**Exercise objective:**
Pictures aside, quote the whole listing exactly.

** Begin **

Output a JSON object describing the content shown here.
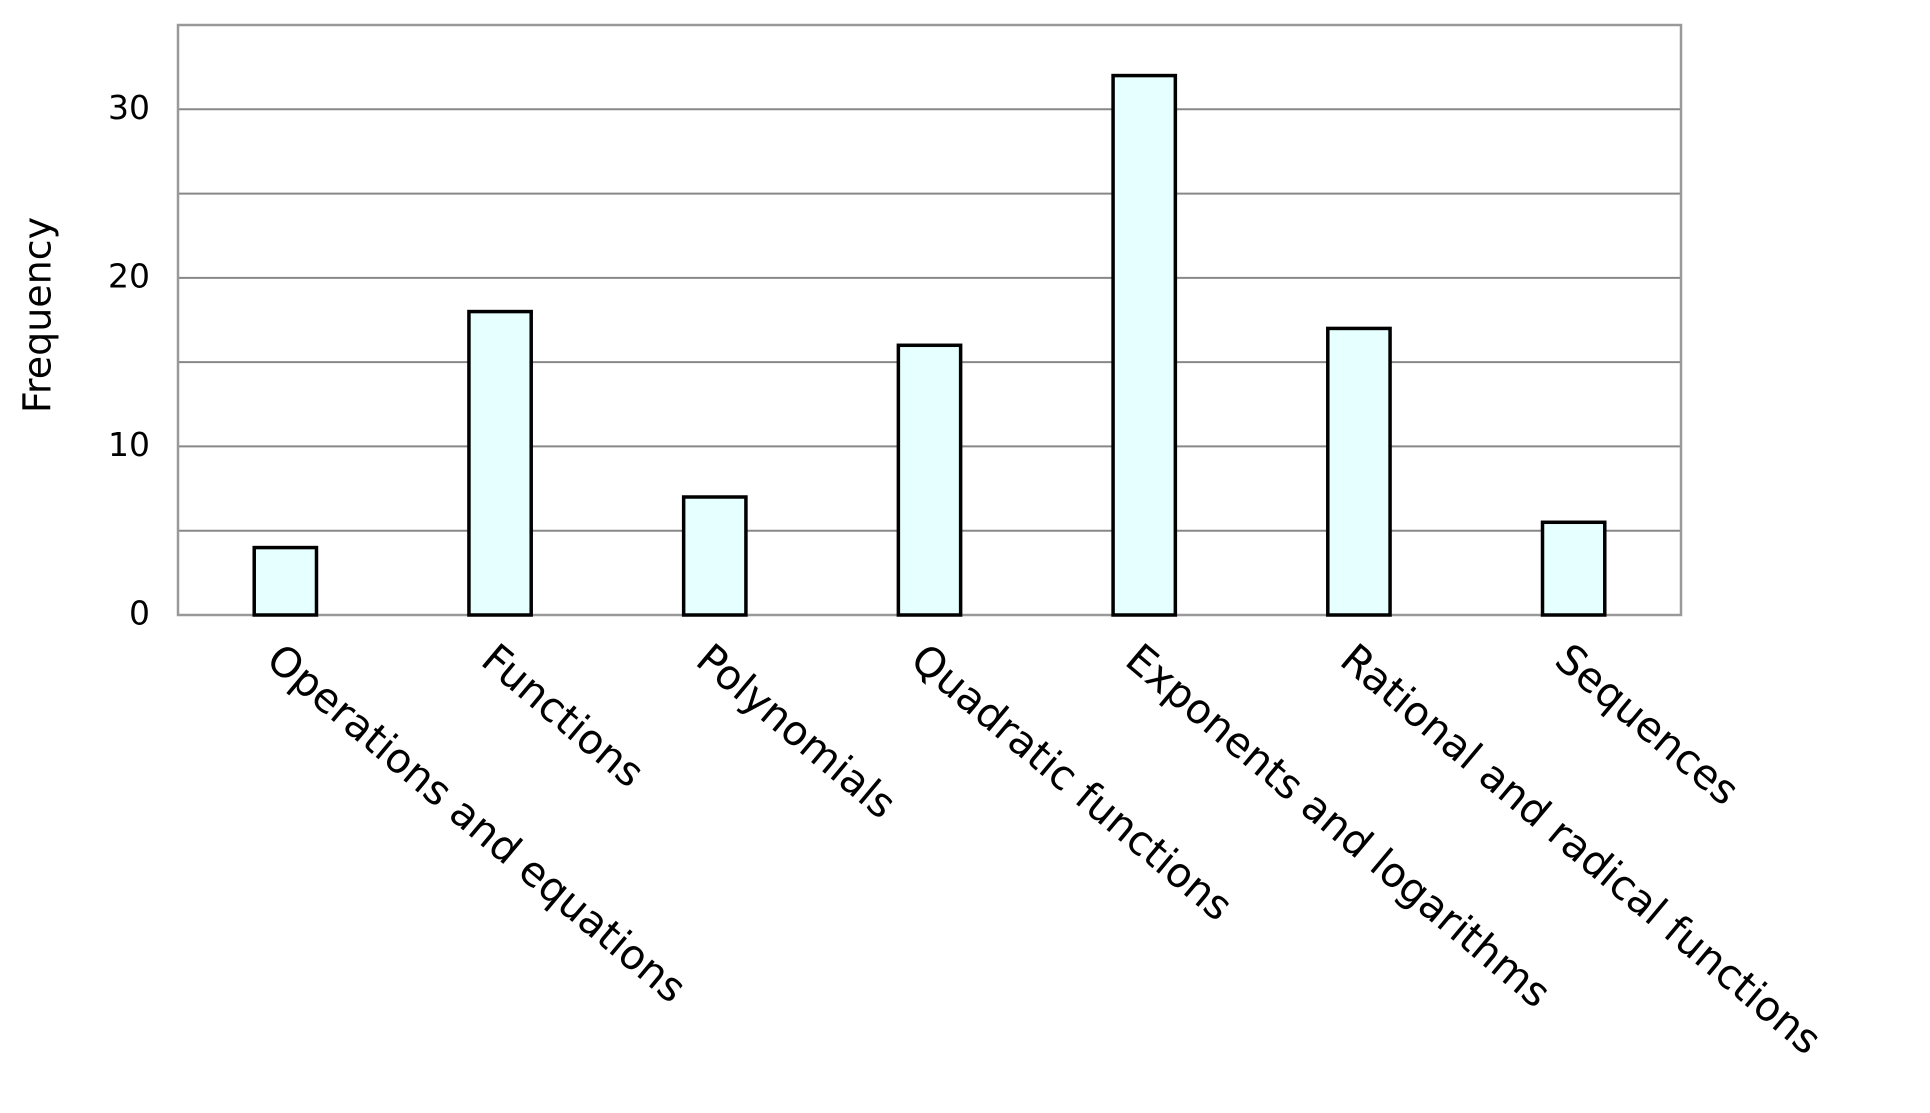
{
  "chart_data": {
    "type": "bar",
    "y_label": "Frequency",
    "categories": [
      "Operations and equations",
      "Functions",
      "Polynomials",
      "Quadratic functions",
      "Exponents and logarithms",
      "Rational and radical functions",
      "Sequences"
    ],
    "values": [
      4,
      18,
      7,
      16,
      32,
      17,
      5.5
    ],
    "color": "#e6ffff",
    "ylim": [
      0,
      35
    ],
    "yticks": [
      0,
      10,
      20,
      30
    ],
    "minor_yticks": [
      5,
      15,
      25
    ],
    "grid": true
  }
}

** End **

**Output below:**
Output a JSON object describing the content shown here.
{
  "chart_data": {
    "type": "bar",
    "y_label": "Frequency",
    "categories": [
      "Operations and equations",
      "Functions",
      "Polynomials",
      "Quadratic functions",
      "Exponents and logarithms",
      "Rational and radical functions",
      "Sequences"
    ],
    "values": [
      4,
      18,
      7,
      16,
      32,
      17,
      5.5
    ],
    "color": "#e6ffff",
    "ylim": [
      0,
      35
    ],
    "yticks": [
      0,
      10,
      20,
      30
    ],
    "minor_yticks": [
      5,
      15,
      25
    ],
    "grid": true
  }
}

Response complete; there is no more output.